**What you need to do:**
Write out all of the entries exactly, please.

[Rows from a figure dataset]
────────────────────

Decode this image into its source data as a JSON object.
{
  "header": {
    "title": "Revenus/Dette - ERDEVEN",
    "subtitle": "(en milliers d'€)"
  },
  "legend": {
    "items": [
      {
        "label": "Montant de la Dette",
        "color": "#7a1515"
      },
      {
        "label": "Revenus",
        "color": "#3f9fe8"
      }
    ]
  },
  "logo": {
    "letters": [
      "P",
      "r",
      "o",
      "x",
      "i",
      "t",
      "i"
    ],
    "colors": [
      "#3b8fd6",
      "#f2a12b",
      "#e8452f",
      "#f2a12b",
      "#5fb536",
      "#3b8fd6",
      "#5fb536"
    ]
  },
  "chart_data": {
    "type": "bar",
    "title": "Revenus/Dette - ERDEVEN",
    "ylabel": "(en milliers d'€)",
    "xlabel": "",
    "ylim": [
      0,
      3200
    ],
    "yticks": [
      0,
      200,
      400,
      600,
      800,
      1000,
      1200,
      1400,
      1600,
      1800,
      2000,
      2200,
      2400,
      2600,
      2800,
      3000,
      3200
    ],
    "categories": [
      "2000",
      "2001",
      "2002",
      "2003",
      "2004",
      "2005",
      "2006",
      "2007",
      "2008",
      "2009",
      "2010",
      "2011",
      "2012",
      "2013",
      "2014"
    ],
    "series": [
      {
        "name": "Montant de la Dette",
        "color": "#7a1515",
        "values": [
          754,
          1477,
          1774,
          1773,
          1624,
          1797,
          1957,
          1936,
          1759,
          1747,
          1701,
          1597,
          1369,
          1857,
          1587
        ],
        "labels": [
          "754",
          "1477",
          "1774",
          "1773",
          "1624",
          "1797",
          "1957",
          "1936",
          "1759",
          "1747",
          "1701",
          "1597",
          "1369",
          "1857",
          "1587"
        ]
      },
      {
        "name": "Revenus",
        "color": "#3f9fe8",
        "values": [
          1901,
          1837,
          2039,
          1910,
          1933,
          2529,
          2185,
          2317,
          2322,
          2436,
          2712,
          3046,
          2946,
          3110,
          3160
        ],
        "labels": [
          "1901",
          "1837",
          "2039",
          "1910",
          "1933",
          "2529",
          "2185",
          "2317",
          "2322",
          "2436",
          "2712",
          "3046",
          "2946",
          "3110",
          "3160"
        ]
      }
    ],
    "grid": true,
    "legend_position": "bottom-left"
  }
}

────────────────────

**Expected answer:**
Decode this image into its source data as a JSON object.
{
  "header": {
    "title": "Revenus/Dette - ERDEVEN",
    "subtitle": "(en milliers d'€)"
  },
  "legend": {
    "items": [
      {
        "label": "Montant de la Dette",
        "color": "#7a1515"
      },
      {
        "label": "Revenus",
        "color": "#3f9fe8"
      }
    ]
  },
  "logo": {
    "letters": [
      "P",
      "r",
      "o",
      "x",
      "i",
      "t",
      "i"
    ],
    "colors": [
      "#3b8fd6",
      "#f2a12b",
      "#e8452f",
      "#f2a12b",
      "#5fb536",
      "#3b8fd6",
      "#5fb536"
    ]
  },
  "chart_data": {
    "type": "bar",
    "title": "Revenus/Dette - ERDEVEN",
    "ylabel": "(en milliers d'€)",
    "xlabel": "",
    "ylim": [
      0,
      3200
    ],
    "yticks": [
      0,
      200,
      400,
      600,
      800,
      1000,
      1200,
      1400,
      1600,
      1800,
      2000,
      2200,
      2400,
      2600,
      2800,
      3000,
      3200
    ],
    "categories": [
      "2000",
      "2001",
      "2002",
      "2003",
      "2004",
      "2005",
      "2006",
      "2007",
      "2008",
      "2009",
      "2010",
      "2011",
      "2012",
      "2013",
      "2014"
    ],
    "series": [
      {
        "name": "Montant de la Dette",
        "color": "#7a1515",
        "values": [
          754,
          1477,
          1774,
          1773,
          1624,
          1797,
          1957,
          1936,
          1759,
          1747,
          1701,
          1597,
          1369,
          1857,
          1587
        ],
        "labels": [
          "754",
          "1477",
          "1774",
          "1773",
          "1624",
          "1797",
          "1957",
          "1936",
          "1759",
          "1747",
          "1701",
          "1597",
          "1369",
          "1857",
          "1587"
        ]
      },
      {
        "name": "Revenus",
        "color": "#3f9fe8",
        "values": [
          1901,
          1837,
          2039,
          1910,
          1933,
          2529,
          2185,
          2317,
          2322,
          2436,
          2712,
          3046,
          2946,
          3110,
          3160
        ],
        "labels": [
          "1901",
          "1837",
          "2039",
          "1910",
          "1933",
          "2529",
          "2185",
          "2317",
          "2322",
          "2436",
          "2712",
          "3046",
          "2946",
          "3110",
          "3160"
        ]
      }
    ],
    "grid": true,
    "legend_position": "bottom-left"
  }
}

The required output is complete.